## begin Data listing

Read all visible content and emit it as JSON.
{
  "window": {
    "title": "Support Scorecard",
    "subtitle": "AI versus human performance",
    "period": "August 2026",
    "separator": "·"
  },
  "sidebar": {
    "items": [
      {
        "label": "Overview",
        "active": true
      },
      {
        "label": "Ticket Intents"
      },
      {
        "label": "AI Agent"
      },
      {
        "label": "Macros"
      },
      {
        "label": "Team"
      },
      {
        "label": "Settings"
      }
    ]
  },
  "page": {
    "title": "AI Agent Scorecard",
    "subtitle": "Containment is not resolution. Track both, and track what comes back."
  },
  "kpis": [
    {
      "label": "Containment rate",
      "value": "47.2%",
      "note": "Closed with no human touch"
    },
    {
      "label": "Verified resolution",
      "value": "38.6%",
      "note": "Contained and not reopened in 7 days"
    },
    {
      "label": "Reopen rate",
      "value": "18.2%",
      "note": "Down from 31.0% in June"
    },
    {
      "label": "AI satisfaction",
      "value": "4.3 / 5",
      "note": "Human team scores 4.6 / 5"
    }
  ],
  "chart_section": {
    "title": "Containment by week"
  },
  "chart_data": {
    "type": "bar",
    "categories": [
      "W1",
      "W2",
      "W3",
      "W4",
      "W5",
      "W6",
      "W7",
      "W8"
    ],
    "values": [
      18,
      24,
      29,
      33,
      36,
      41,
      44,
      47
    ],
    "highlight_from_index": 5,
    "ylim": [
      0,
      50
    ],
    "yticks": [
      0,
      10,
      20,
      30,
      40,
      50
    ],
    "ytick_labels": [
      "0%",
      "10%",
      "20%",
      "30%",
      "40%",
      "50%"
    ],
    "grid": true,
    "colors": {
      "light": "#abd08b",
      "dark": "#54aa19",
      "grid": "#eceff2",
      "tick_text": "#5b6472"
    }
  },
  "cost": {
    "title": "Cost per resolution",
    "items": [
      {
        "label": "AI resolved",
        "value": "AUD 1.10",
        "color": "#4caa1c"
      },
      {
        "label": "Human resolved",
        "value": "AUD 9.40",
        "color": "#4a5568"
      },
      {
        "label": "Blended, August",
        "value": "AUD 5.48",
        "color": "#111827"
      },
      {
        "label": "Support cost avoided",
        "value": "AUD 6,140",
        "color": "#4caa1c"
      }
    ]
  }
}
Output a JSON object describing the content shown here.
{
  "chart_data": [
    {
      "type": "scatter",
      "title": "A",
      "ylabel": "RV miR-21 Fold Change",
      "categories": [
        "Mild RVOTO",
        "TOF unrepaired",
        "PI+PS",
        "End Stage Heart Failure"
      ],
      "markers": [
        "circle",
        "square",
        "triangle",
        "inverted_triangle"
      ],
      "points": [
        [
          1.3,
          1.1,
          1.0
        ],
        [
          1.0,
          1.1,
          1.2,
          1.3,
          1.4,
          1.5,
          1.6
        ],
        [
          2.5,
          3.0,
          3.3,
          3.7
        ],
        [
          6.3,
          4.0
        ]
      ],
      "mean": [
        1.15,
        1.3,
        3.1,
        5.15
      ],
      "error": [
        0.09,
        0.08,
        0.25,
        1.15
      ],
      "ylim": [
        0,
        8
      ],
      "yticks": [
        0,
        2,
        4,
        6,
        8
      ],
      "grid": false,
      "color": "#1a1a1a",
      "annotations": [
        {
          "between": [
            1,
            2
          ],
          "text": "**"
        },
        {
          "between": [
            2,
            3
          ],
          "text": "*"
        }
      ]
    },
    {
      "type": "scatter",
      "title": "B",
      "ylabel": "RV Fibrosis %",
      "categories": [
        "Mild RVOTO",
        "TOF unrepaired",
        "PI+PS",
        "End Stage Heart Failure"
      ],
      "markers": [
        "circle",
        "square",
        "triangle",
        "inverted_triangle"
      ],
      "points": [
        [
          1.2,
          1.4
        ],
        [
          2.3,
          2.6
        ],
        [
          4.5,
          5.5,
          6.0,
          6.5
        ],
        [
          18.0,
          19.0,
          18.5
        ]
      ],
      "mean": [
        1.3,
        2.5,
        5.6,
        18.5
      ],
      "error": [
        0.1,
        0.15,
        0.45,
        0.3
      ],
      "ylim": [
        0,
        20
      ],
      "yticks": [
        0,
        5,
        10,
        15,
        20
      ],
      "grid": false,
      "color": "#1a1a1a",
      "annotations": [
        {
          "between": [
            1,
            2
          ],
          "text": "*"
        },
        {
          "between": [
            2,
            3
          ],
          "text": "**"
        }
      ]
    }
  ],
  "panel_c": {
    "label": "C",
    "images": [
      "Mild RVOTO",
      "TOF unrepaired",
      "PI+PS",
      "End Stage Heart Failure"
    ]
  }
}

## end Data listing

• [What the task requires]:
Give back the whole listing, word for word.

• [Worked solution]:
Read all visible content and emit it as JSON.
{
  "window": {
    "title": "Support Scorecard",
    "subtitle": "AI versus human performance",
    "period": "August 2026",
    "separator": "·"
  },
  "sidebar": {
    "items": [
      {
        "label": "Overview",
        "active": true
      },
      {
        "label": "Ticket Intents"
      },
      {
        "label": "AI Agent"
      },
      {
        "label": "Macros"
      },
      {
        "label": "Team"
      },
      {
        "label": "Settings"
      }
    ]
  },
  "page": {
    "title": "AI Agent Scorecard",
    "subtitle": "Containment is not resolution. Track both, and track what comes back."
  },
  "kpis": [
    {
      "label": "Containment rate",
      "value": "47.2%",
      "note": "Closed with no human touch"
    },
    {
      "label": "Verified resolution",
      "value": "38.6%",
      "note": "Contained and not reopened in 7 days"
    },
    {
      "label": "Reopen rate",
      "value": "18.2%",
      "note": "Down from 31.0% in June"
    },
    {
      "label": "AI satisfaction",
      "value": "4.3 / 5",
      "note": "Human team scores 4.6 / 5"
    }
  ],
  "chart_section": {
    "title": "Containment by week"
  },
  "chart_data": {
    "type": "bar",
    "categories": [
      "W1",
      "W2",
      "W3",
      "W4",
      "W5",
      "W6",
      "W7",
      "W8"
    ],
    "values": [
      18,
      24,
      29,
      33,
      36,
      41,
      44,
      47
    ],
    "highlight_from_index": 5,
    "ylim": [
      0,
      50
    ],
    "yticks": [
      0,
      10,
      20,
      30,
      40,
      50
    ],
    "ytick_labels": [
      "0%",
      "10%",
      "20%",
      "30%",
      "40%",
      "50%"
    ],
    "grid": true,
    "colors": {
      "light": "#abd08b",
      "dark": "#54aa19",
      "grid": "#eceff2",
      "tick_text": "#5b6472"
    }
  },
  "cost": {
    "title": "Cost per resolution",
    "items": [
      {
        "label": "AI resolved",
        "value": "AUD 1.10",
        "color": "#4caa1c"
      },
      {
        "label": "Human resolved",
        "value": "AUD 9.40",
        "color": "#4a5568"
      },
      {
        "label": "Blended, August",
        "value": "AUD 5.48",
        "color": "#111827"
      },
      {
        "label": "Support cost avoided",
        "value": "AUD 6,140",
        "color": "#4caa1c"
      }
    ]
  }
}
Output a JSON object describing the content shown here.
{
  "chart_data": [
    {
      "type": "scatter",
      "title": "A",
      "ylabel": "RV miR-21 Fold Change",
      "categories": [
        "Mild RVOTO",
        "TOF unrepaired",
        "PI+PS",
        "End Stage Heart Failure"
      ],
      "markers": [
        "circle",
        "square",
        "triangle",
        "inverted_triangle"
      ],
      "points": [
        [
          1.3,
          1.1,
          1.0
        ],
        [
          1.0,
          1.1,
          1.2,
          1.3,
          1.4,
          1.5,
          1.6
        ],
        [
          2.5,
          3.0,
          3.3,
          3.7
        ],
        [
          6.3,
          4.0
        ]
      ],
      "mean": [
        1.15,
        1.3,
        3.1,
        5.15
      ],
      "error": [
        0.09,
        0.08,
        0.25,
        1.15
      ],
      "ylim": [
        0,
        8
      ],
      "yticks": [
        0,
        2,
        4,
        6,
        8
      ],
      "grid": false,
      "color": "#1a1a1a",
      "annotations": [
        {
          "between": [
            1,
            2
          ],
          "text": "**"
        },
        {
          "between": [
            2,
            3
          ],
          "text": "*"
        }
      ]
    },
    {
      "type": "scatter",
      "title": "B",
      "ylabel": "RV Fibrosis %",
      "categories": [
        "Mild RVOTO",
        "TOF unrepaired",
        "PI+PS",
        "End Stage Heart Failure"
      ],
      "markers": [
        "circle",
        "square",
        "triangle",
        "inverted_triangle"
      ],
      "points": [
        [
          1.2,
          1.4
        ],
        [
          2.3,
          2.6
        ],
        [
          4.5,
          5.5,
          6.0,
          6.5
        ],
        [
          18.0,
          19.0,
          18.5
        ]
      ],
      "mean": [
        1.3,
        2.5,
        5.6,
        18.5
      ],
      "error": [
        0.1,
        0.15,
        0.45,
        0.3
      ],
      "ylim": [
        0,
        20
      ],
      "yticks": [
        0,
        5,
        10,
        15,
        20
      ],
      "grid": false,
      "color": "#1a1a1a",
      "annotations": [
        {
          "between": [
            1,
            2
          ],
          "text": "*"
        },
        {
          "between": [
            2,
            3
          ],
          "text": "**"
        }
      ]
    }
  ],
  "panel_c": {
    "label": "C",
    "images": [
      "Mild RVOTO",
      "TOF unrepaired",
      "PI+PS",
      "End Stage Heart Failure"
    ]
  }
}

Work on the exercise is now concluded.